start The data

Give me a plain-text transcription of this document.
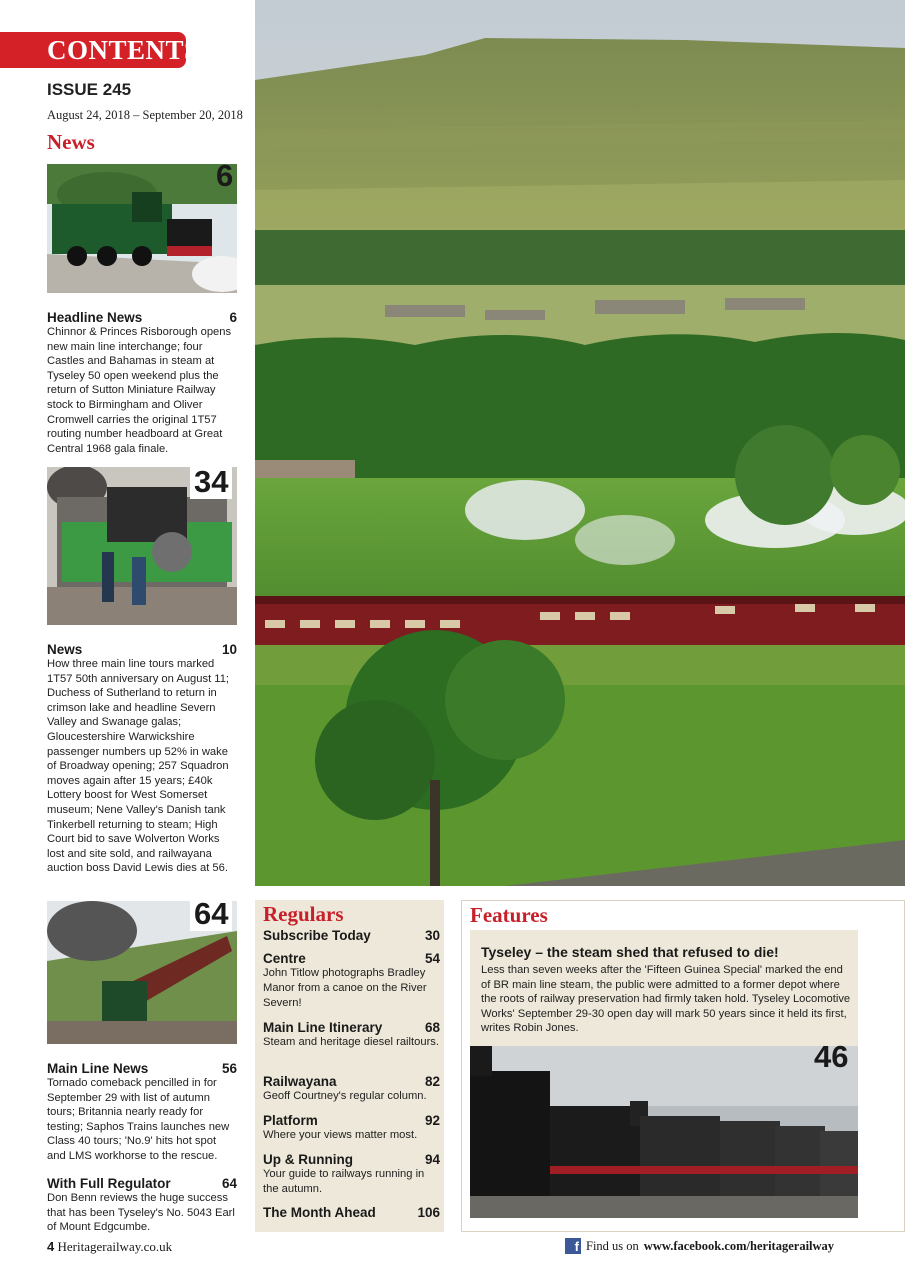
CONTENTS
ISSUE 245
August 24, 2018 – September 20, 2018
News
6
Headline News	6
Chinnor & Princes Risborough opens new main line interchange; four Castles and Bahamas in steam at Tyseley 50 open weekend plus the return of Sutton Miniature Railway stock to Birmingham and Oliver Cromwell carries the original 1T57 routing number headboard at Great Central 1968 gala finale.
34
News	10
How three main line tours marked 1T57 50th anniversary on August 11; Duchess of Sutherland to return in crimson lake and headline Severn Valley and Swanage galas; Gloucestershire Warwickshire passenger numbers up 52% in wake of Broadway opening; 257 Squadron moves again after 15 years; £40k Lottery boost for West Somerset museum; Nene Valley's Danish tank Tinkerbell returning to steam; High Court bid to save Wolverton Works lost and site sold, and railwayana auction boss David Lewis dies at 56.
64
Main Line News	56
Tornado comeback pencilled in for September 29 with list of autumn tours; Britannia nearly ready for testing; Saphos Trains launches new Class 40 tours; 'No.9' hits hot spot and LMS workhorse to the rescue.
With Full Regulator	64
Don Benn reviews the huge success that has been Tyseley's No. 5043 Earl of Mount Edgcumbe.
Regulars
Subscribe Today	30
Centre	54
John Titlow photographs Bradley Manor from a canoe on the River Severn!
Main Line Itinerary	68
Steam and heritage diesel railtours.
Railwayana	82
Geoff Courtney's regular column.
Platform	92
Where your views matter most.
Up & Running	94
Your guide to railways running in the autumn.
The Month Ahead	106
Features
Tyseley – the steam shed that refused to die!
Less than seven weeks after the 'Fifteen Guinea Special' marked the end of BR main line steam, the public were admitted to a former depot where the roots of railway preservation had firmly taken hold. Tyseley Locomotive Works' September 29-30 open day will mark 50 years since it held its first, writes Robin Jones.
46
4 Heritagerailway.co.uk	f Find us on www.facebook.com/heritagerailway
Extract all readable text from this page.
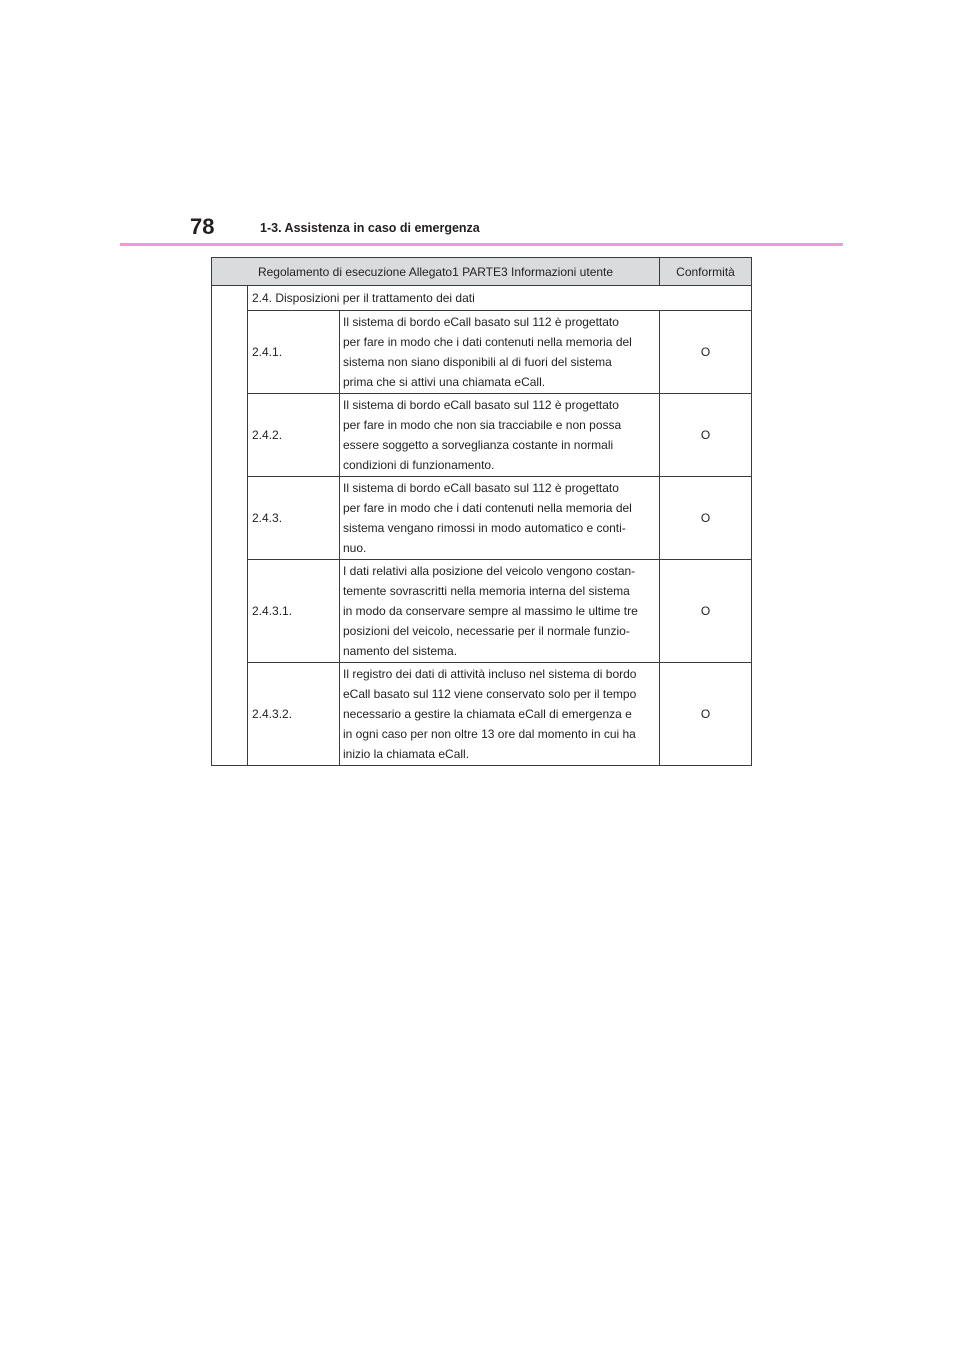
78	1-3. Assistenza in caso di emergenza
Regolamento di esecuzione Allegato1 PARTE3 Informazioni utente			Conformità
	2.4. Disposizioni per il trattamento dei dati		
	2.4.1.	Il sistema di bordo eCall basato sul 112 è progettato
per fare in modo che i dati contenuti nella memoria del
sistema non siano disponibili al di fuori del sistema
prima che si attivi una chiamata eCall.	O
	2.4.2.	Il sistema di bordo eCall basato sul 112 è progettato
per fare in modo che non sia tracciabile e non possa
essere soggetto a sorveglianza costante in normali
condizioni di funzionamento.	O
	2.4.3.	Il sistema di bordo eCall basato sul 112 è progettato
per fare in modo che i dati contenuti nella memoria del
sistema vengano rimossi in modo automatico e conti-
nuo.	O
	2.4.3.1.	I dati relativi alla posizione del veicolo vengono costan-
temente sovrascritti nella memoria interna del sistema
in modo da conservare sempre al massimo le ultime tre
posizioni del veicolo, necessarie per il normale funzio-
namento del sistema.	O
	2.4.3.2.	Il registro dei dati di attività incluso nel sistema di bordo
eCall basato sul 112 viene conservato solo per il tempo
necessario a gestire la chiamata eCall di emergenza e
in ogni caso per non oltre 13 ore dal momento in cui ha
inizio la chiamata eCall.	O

end The data

Omit the pictures, then output the rest of the listing exactly.

Give me a plain-text transcription of this document.
CONTENTS
ISSUE 245
August 24, 2018 – September 20, 2018
News
6
Headline News	6
Chinnor & Princes Risborough opens new main line interchange; four Castles and Bahamas in steam at Tyseley 50 open weekend plus the return of Sutton Miniature Railway stock to Birmingham and Oliver Cromwell carries the original 1T57 routing number headboard at Great Central 1968 gala finale.
34
News	10
How three main line tours marked 1T57 50th anniversary on August 11; Duchess of Sutherland to return in crimson lake and headline Severn Valley and Swanage galas; Gloucestershire Warwickshire passenger numbers up 52% in wake of Broadway opening; 257 Squadron moves again after 15 years; £40k Lottery boost for West Somerset museum; Nene Valley's Danish tank Tinkerbell returning to steam; High Court bid to save Wolverton Works lost and site sold, and railwayana auction boss David Lewis dies at 56.
64
Main Line News	56
Tornado comeback pencilled in for September 29 with list of autumn tours; Britannia nearly ready for testing; Saphos Trains launches new Class 40 tours; 'No.9' hits hot spot and LMS workhorse to the rescue.
With Full Regulator	64
Don Benn reviews the huge success that has been Tyseley's No. 5043 Earl of Mount Edgcumbe.
Regulars
Subscribe Today	30
Centre	54
John Titlow photographs Bradley Manor from a canoe on the River Severn!
Main Line Itinerary	68
Steam and heritage diesel railtours.
Railwayana	82
Geoff Courtney's regular column.
Platform	92
Where your views matter most.
Up & Running	94
Your guide to railways running in the autumn.
The Month Ahead	106
Features
Tyseley – the steam shed that refused to die!
Less than seven weeks after the 'Fifteen Guinea Special' marked the end of BR main line steam, the public were admitted to a former depot where the roots of railway preservation had firmly taken hold. Tyseley Locomotive Works' September 29-30 open day will mark 50 years since it held its first, writes Robin Jones.
46
4 Heritagerailway.co.uk	f Find us on www.facebook.com/heritagerailway
Extract all readable text from this page.
78	1-3. Assistenza in caso di emergenza
Regolamento di esecuzione Allegato1 PARTE3 Informazioni utente			Conformità
	2.4. Disposizioni per il trattamento dei dati		
	2.4.1.	Il sistema di bordo eCall basato sul 112 è progettato
per fare in modo che i dati contenuti nella memoria del
sistema non siano disponibili al di fuori del sistema
prima che si attivi una chiamata eCall.	O
	2.4.2.	Il sistema di bordo eCall basato sul 112 è progettato
per fare in modo che non sia tracciabile e non possa
essere soggetto a sorveglianza costante in normali
condizioni di funzionamento.	O
	2.4.3.	Il sistema di bordo eCall basato sul 112 è progettato
per fare in modo che i dati contenuti nella memoria del
sistema vengano rimossi in modo automatico e conti-
nuo.	O
	2.4.3.1.	I dati relativi alla posizione del veicolo vengono costan-
temente sovrascritti nella memoria interna del sistema
in modo da conservare sempre al massimo le ultime tre
posizioni del veicolo, necessarie per il normale funzio-
namento del sistema.	O
	2.4.3.2.	Il registro dei dati di attività incluso nel sistema di bordo
eCall basato sul 112 viene conservato solo per il tempo
necessario a gestire la chiamata eCall di emergenza e
in ogni caso per non oltre 13 ore dal momento in cui ha
inizio la chiamata eCall.	O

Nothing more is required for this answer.